> **Directive**
Check every line below for the word "info" and copy the ones that have it.

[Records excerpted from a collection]
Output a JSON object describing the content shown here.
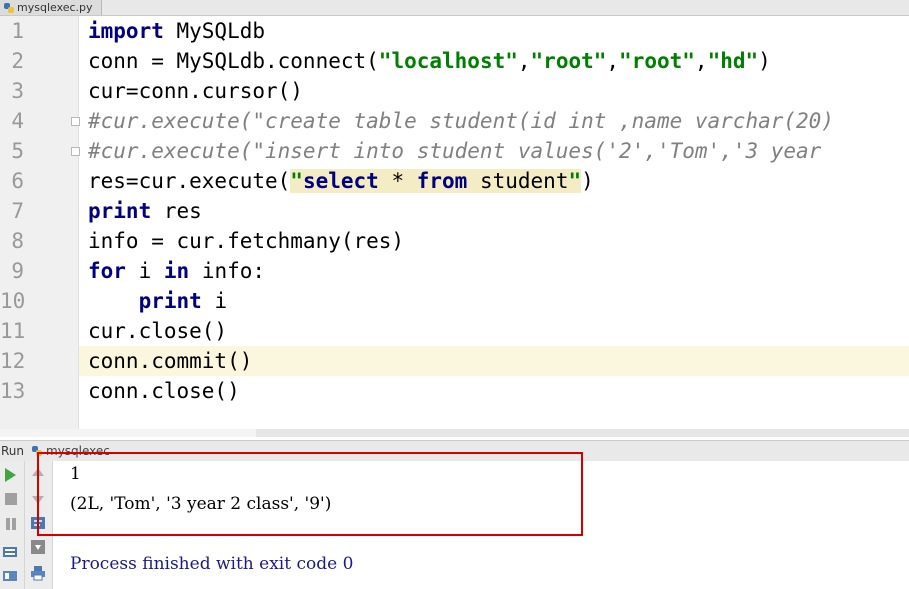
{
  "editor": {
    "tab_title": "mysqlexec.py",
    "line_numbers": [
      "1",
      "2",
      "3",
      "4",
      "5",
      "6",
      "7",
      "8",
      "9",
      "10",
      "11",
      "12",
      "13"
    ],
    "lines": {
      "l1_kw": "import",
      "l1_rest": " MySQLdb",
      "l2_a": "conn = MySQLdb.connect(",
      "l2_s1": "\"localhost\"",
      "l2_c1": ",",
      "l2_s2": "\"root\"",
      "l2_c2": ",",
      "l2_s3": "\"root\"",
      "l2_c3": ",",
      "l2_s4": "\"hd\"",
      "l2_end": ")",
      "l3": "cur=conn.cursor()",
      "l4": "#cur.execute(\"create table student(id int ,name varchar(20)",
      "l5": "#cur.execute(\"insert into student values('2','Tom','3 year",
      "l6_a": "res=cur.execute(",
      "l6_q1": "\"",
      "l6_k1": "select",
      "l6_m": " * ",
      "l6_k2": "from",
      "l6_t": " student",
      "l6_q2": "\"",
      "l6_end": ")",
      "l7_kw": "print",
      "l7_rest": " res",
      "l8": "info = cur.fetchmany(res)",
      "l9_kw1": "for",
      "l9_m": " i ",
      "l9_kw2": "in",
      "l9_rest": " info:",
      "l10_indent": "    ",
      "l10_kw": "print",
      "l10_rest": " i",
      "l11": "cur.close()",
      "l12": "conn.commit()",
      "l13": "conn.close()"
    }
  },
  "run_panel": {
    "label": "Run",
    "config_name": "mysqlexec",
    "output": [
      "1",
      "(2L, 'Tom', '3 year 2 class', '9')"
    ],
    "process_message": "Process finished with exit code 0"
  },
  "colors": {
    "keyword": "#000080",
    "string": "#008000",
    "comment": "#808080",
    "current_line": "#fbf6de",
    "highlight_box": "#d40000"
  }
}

* * *

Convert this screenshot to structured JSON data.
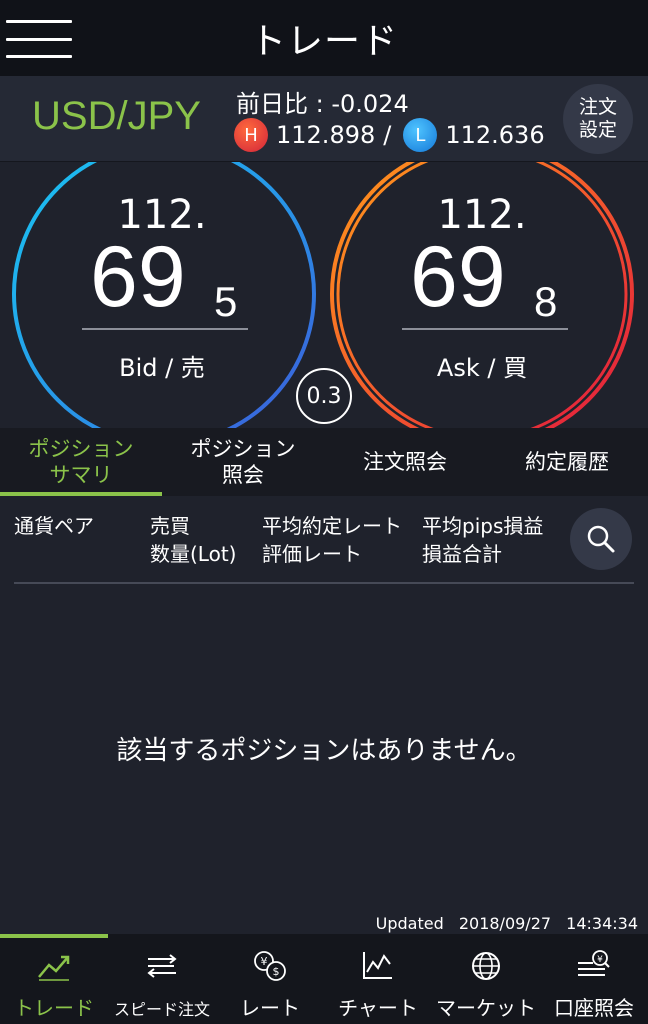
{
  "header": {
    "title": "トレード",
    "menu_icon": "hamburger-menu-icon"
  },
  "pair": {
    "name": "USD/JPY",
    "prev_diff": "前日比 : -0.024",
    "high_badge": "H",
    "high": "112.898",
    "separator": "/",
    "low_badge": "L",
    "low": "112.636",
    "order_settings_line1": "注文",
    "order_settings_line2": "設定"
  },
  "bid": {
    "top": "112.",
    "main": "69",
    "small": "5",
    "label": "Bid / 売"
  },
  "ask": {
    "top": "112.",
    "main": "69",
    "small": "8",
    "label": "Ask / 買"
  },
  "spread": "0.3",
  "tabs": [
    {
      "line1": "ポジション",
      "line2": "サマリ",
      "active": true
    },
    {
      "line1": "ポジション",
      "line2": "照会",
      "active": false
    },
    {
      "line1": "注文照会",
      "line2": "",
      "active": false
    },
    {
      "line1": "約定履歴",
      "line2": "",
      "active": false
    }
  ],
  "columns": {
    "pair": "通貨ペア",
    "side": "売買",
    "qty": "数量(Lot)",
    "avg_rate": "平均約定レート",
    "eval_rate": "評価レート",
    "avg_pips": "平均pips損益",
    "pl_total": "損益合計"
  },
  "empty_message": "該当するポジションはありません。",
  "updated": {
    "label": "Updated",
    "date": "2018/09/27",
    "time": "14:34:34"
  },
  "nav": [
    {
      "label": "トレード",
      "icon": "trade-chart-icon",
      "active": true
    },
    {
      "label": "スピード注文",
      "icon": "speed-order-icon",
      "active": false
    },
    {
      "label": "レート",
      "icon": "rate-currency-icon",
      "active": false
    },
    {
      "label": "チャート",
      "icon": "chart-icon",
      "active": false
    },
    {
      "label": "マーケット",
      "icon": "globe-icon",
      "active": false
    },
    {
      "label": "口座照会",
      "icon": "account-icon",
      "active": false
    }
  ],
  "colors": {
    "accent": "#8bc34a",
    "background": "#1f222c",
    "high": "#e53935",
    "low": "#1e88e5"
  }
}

==

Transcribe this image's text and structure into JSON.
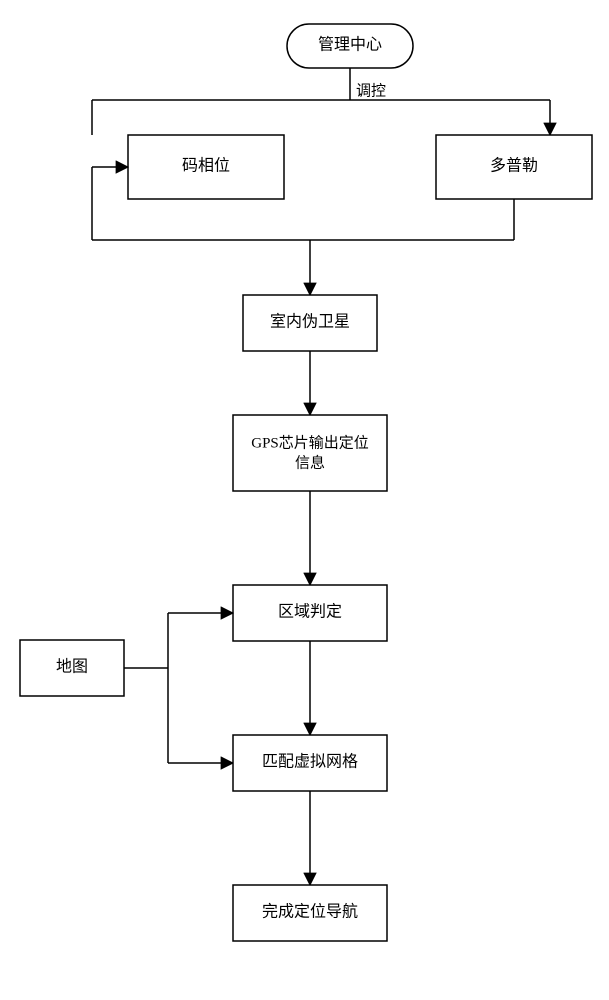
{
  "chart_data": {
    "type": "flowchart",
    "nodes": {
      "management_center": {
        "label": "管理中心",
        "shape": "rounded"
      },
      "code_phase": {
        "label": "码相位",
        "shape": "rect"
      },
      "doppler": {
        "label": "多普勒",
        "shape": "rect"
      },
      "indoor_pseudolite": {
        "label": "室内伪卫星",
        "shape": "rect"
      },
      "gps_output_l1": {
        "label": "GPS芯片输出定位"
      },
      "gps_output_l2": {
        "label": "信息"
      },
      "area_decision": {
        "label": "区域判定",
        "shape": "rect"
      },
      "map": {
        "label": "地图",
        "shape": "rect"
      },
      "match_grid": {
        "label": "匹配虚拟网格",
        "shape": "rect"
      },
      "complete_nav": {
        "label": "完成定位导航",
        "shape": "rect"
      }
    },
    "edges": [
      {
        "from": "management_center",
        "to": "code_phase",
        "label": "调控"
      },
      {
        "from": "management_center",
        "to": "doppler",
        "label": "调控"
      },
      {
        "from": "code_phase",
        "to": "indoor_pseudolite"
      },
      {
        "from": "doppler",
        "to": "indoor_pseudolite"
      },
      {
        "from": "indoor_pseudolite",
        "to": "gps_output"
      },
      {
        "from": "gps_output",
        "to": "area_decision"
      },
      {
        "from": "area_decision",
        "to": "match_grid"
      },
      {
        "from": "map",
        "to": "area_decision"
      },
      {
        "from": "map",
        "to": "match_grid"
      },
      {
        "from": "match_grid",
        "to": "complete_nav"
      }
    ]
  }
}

> **Problem solution**
      "l8": "info = cur.fetchmany(res)",
      "l9_rest": " info:",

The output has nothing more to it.